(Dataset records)
BEGIN
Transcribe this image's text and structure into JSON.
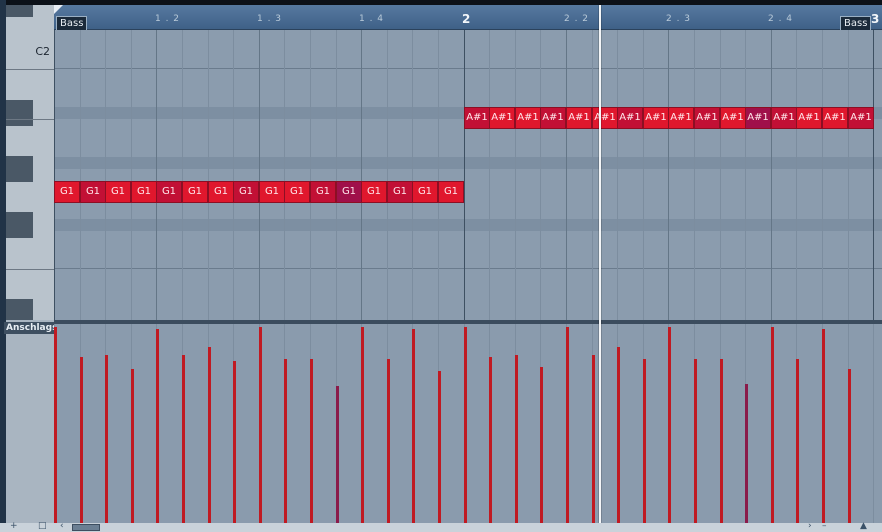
{
  "keyboard": {
    "label_c2": "C2"
  },
  "ruler": {
    "marks": [
      "1 . 2",
      "1 . 3",
      "1 . 4",
      "2",
      "2 . 2",
      "2 . 3",
      "2 . 4",
      "3"
    ],
    "part_label_left": "Bass",
    "part_label_right": "Bass"
  },
  "notes": {
    "low_pitch": "G1",
    "high_pitch": "A#1",
    "low_count": 16,
    "high_count": 16
  },
  "velocity_lane": {
    "title": "Anschlags"
  },
  "velocities": [
    100,
    85,
    86,
    79,
    99,
    86,
    90,
    83,
    100,
    84,
    84,
    70,
    100,
    84,
    99,
    78,
    100,
    85,
    86,
    80,
    100,
    86,
    90,
    84,
    100,
    84,
    84,
    71,
    100,
    84,
    99,
    79
  ],
  "colors": {
    "note_red": "#e0172d",
    "note_magenta": "#a0104a",
    "velocity_red": "#c01a22",
    "velocity_magenta": "#8a1b4a"
  },
  "icons": [
    "plus-icon",
    "page-icon",
    "scroll-left-icon",
    "scroll-right-icon",
    "zoom-minus-icon",
    "zoom-slider-icon"
  ]
}
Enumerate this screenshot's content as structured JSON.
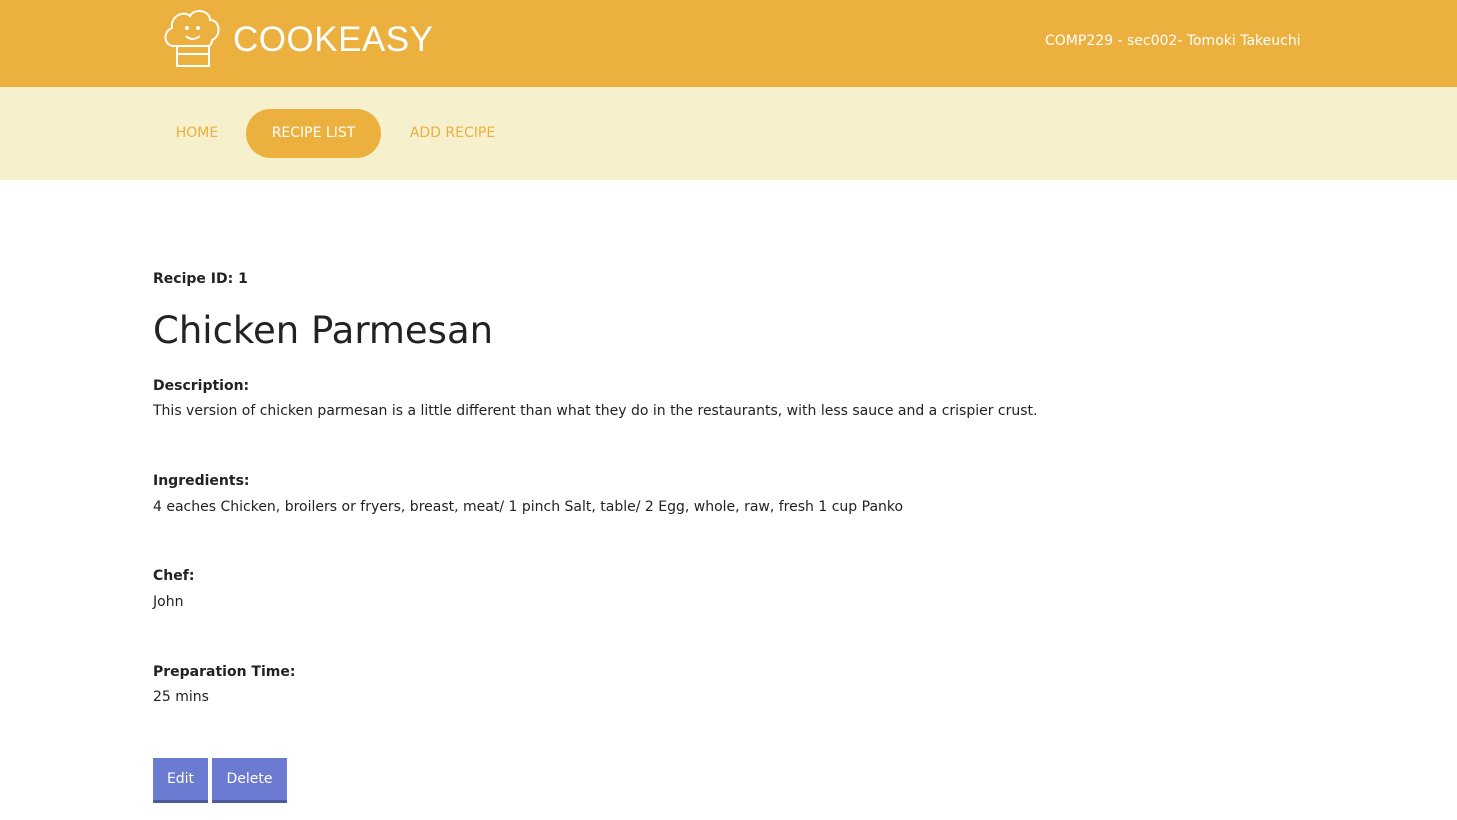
END
**Work to do:**
Reproduce the entries above without change, omitting all pictures.

**Exercise solution:**
Transcribe this image's text and structure into JSON.
{
  "keyboard": {
    "label_c2": "C2"
  },
  "ruler": {
    "marks": [
      "1 . 2",
      "1 . 3",
      "1 . 4",
      "2",
      "2 . 2",
      "2 . 3",
      "2 . 4",
      "3"
    ],
    "part_label_left": "Bass",
    "part_label_right": "Bass"
  },
  "notes": {
    "low_pitch": "G1",
    "high_pitch": "A#1",
    "low_count": 16,
    "high_count": 16
  },
  "velocity_lane": {
    "title": "Anschlags"
  },
  "velocities": [
    100,
    85,
    86,
    79,
    99,
    86,
    90,
    83,
    100,
    84,
    84,
    70,
    100,
    84,
    99,
    78,
    100,
    85,
    86,
    80,
    100,
    86,
    90,
    84,
    100,
    84,
    84,
    71,
    100,
    84,
    99,
    79
  ],
  "colors": {
    "note_red": "#e0172d",
    "note_magenta": "#a0104a",
    "velocity_red": "#c01a22",
    "velocity_magenta": "#8a1b4a"
  },
  "icons": [
    "plus-icon",
    "page-icon",
    "scroll-left-icon",
    "scroll-right-icon",
    "zoom-minus-icon",
    "zoom-slider-icon"
  ]
}
Enumerate this screenshot's content as structured JSON.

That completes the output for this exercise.